Written request —
Check every line for the word "icon" and state how many lines have it. Reply with the number alone.
____
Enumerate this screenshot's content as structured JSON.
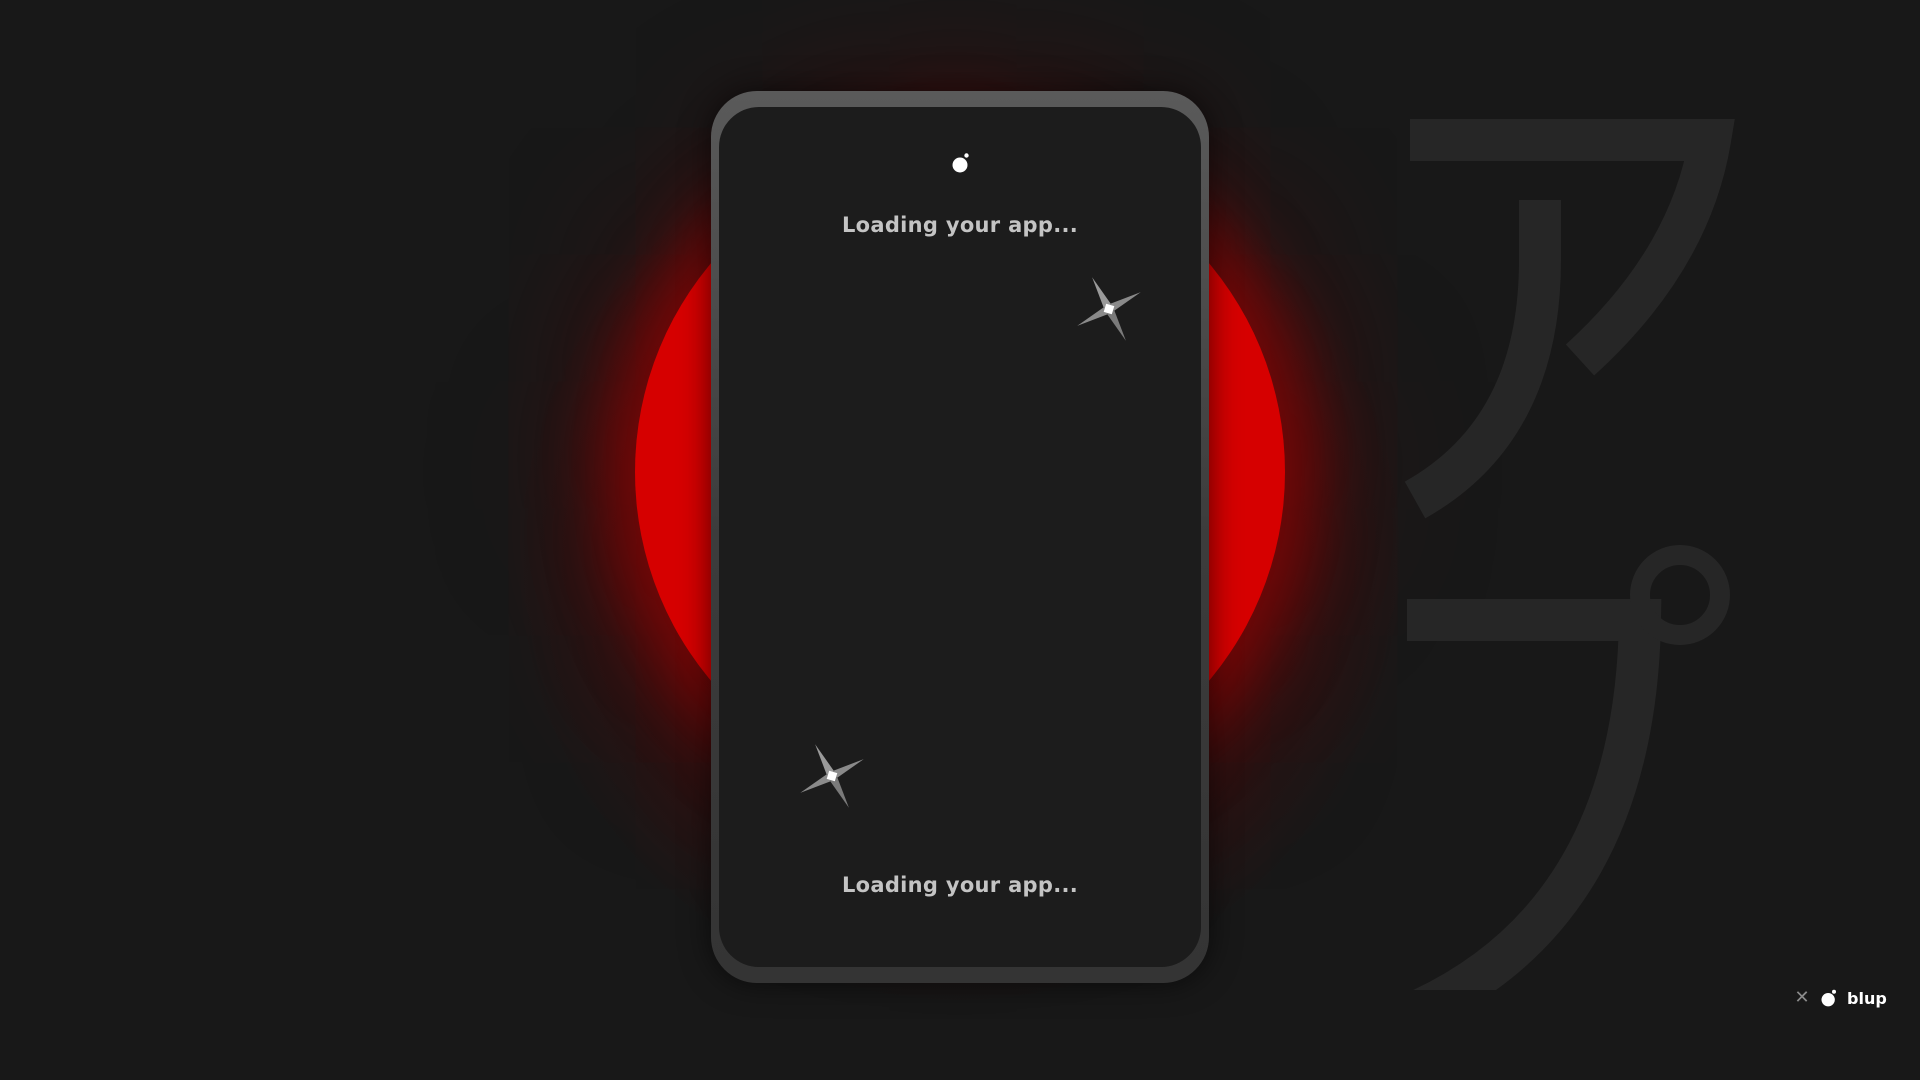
{
  "background_color": "#181818",
  "accent_color": "#d60000",
  "decor": {
    "sun": "red-sun",
    "katakana": "アプ"
  },
  "phone": {
    "logo_icon": "blup-logo-icon",
    "loading_top": "Loading your app...",
    "loading_bottom": "Loading your app...",
    "sparkle_icon": "sparkle-icon"
  },
  "badge": {
    "close_icon": "close-icon",
    "logo_icon": "blup-logo-icon",
    "label": "blup"
  }
}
____
Solution to this exercise —
4